Stored items:
====
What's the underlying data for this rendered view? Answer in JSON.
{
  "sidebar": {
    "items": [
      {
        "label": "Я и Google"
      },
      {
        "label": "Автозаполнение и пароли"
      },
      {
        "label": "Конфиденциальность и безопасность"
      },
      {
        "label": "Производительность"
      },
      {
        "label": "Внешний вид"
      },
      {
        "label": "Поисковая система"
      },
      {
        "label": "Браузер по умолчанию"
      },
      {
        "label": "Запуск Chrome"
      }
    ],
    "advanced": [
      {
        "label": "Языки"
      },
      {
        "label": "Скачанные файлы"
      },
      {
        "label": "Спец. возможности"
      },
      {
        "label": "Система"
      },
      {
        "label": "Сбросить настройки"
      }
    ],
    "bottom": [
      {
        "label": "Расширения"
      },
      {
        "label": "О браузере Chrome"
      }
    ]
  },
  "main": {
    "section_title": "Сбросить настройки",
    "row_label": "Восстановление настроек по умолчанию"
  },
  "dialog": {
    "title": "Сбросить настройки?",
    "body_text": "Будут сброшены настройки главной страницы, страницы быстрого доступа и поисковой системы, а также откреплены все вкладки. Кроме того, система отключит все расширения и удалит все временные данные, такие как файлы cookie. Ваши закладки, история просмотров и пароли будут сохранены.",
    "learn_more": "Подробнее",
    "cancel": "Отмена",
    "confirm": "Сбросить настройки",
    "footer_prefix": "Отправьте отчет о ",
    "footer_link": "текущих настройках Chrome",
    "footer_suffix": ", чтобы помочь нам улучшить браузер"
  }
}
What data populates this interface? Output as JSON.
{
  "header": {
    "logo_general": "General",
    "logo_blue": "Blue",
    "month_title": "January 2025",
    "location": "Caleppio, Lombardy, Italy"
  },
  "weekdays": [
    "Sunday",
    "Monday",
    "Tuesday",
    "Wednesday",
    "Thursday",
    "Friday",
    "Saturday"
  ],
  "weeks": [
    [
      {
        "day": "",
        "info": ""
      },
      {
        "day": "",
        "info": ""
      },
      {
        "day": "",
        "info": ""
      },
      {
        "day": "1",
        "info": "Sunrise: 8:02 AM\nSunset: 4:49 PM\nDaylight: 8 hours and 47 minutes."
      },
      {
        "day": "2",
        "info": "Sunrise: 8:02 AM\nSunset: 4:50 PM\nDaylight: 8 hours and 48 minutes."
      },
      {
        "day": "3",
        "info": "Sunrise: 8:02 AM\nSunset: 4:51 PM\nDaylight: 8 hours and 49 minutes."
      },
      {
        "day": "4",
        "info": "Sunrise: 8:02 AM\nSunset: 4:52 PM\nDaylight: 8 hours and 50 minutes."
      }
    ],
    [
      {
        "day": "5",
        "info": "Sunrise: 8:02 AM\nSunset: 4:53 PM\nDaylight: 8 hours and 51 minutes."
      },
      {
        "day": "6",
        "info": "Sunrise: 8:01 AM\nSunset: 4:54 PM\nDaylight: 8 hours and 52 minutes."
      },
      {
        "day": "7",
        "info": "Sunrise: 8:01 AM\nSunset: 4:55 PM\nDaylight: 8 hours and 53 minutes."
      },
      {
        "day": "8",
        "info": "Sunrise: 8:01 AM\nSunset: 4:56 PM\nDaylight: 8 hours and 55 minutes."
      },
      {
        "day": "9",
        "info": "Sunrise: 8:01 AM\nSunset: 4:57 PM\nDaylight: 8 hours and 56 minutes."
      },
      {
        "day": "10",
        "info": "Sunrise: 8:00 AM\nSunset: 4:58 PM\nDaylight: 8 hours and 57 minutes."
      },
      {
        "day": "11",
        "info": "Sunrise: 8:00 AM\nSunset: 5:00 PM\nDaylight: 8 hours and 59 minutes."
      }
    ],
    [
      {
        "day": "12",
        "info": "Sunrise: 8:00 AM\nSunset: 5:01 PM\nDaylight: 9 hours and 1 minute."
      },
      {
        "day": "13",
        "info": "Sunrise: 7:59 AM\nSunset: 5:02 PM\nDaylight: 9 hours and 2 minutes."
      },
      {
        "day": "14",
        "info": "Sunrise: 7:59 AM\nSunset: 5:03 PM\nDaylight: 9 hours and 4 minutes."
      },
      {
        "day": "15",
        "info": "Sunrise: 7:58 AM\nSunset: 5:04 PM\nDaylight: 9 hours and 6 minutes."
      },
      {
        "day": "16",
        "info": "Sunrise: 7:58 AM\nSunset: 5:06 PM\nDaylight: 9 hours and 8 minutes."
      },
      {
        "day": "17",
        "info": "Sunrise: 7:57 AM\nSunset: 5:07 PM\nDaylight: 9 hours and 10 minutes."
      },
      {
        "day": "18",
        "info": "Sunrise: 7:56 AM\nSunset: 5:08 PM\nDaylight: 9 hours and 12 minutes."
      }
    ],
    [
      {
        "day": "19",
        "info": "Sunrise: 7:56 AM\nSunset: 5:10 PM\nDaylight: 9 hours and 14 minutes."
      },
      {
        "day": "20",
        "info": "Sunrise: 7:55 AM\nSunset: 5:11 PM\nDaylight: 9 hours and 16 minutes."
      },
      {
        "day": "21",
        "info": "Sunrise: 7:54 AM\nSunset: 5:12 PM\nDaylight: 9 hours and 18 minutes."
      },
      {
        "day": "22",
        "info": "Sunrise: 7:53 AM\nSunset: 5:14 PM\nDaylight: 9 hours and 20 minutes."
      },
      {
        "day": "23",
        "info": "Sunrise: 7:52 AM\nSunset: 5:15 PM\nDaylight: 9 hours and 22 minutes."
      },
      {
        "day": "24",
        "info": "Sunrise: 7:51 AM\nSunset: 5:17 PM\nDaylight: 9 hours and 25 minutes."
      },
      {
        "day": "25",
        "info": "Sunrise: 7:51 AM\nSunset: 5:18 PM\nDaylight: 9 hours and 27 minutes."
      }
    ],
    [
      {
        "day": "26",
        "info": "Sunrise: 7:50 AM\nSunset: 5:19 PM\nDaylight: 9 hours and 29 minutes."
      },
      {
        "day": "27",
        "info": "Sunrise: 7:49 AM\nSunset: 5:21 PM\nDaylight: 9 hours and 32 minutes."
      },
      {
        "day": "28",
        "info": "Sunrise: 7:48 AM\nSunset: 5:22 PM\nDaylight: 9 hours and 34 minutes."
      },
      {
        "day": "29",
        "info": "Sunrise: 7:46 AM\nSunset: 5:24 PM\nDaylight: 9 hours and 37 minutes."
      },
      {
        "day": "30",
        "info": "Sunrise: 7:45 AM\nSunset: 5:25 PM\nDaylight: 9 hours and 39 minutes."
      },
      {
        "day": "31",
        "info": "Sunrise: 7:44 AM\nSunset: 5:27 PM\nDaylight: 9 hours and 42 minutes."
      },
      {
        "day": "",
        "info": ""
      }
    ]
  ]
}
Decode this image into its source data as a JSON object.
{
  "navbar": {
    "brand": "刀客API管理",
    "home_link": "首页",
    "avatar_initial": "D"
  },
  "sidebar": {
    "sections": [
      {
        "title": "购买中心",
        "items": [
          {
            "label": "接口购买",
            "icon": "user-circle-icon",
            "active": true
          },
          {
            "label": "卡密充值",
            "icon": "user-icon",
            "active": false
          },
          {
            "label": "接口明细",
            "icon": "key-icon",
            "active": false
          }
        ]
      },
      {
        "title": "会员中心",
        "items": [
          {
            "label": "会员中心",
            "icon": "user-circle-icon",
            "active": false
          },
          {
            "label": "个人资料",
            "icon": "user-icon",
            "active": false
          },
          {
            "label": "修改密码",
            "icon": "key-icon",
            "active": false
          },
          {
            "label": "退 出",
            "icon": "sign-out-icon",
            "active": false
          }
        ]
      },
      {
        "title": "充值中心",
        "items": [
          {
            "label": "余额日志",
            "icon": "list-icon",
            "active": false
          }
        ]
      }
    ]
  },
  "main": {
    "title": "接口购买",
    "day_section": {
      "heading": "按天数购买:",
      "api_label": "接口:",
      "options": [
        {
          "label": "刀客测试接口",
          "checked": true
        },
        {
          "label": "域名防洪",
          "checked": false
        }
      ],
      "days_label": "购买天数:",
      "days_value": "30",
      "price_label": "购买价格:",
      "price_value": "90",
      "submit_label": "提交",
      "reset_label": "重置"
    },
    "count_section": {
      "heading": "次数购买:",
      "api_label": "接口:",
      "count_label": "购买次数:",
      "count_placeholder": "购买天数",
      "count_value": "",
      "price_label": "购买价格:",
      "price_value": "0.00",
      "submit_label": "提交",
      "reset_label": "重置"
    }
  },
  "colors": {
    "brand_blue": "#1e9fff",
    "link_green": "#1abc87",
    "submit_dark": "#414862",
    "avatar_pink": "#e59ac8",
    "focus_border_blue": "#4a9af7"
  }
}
====
- PROBLEM STATEMENT: Your answer should be a single number: the count of lines in the listing that contain the word "What".

- RESPONSE TO THIS EXERCISE: 2